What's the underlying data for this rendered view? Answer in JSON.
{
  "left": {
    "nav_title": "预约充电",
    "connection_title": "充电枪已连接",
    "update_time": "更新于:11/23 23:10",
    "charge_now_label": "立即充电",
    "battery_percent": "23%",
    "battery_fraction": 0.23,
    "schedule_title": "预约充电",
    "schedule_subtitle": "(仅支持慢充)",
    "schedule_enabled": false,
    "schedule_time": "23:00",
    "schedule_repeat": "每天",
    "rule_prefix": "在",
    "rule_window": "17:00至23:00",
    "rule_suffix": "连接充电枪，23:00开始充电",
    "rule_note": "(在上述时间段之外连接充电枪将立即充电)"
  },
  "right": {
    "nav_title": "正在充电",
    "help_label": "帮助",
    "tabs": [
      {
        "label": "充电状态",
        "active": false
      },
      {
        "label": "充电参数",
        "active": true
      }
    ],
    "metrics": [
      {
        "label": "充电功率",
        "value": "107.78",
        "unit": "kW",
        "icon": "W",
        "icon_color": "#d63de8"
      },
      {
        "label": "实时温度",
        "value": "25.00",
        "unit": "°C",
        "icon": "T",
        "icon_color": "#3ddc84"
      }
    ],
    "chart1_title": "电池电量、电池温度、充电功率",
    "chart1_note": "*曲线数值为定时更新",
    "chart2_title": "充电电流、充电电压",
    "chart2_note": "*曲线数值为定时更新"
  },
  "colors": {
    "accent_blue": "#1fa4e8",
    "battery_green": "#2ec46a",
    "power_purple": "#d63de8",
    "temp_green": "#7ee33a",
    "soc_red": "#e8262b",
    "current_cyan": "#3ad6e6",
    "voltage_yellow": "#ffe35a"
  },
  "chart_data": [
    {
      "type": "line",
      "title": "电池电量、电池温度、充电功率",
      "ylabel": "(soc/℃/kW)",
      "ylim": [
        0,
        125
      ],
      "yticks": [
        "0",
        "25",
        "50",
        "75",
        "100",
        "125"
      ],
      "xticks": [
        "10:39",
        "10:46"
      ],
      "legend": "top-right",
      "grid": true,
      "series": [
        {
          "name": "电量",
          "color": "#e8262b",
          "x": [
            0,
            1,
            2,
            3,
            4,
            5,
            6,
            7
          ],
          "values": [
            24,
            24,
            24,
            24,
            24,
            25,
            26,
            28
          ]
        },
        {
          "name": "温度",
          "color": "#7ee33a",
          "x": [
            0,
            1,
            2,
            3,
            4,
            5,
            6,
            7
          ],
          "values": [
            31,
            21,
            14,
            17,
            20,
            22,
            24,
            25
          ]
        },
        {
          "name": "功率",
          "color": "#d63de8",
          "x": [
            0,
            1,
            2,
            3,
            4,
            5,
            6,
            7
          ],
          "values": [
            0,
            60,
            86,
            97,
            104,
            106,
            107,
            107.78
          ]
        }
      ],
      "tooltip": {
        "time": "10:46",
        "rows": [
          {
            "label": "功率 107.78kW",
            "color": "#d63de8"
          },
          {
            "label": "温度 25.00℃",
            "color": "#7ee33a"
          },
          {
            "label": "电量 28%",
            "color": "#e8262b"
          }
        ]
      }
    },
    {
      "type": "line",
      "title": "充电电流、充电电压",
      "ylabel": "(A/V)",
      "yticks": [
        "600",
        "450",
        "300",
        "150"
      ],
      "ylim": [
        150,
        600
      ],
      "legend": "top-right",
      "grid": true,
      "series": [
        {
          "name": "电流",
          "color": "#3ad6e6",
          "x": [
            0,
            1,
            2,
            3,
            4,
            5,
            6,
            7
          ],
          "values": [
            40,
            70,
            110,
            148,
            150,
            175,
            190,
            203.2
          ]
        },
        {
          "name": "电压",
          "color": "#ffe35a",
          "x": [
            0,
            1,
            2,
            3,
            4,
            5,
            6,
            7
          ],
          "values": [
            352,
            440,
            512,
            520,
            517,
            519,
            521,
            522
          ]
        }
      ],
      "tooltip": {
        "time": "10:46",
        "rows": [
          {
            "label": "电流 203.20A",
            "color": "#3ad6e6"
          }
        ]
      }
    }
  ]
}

Written problem - Select every line in the records above that contains the word "电池电量".

Response to this task -
    "chart1_title": "电池电量、电池温度、充电功率",
      "title": "电池电量、电池温度、充电功率",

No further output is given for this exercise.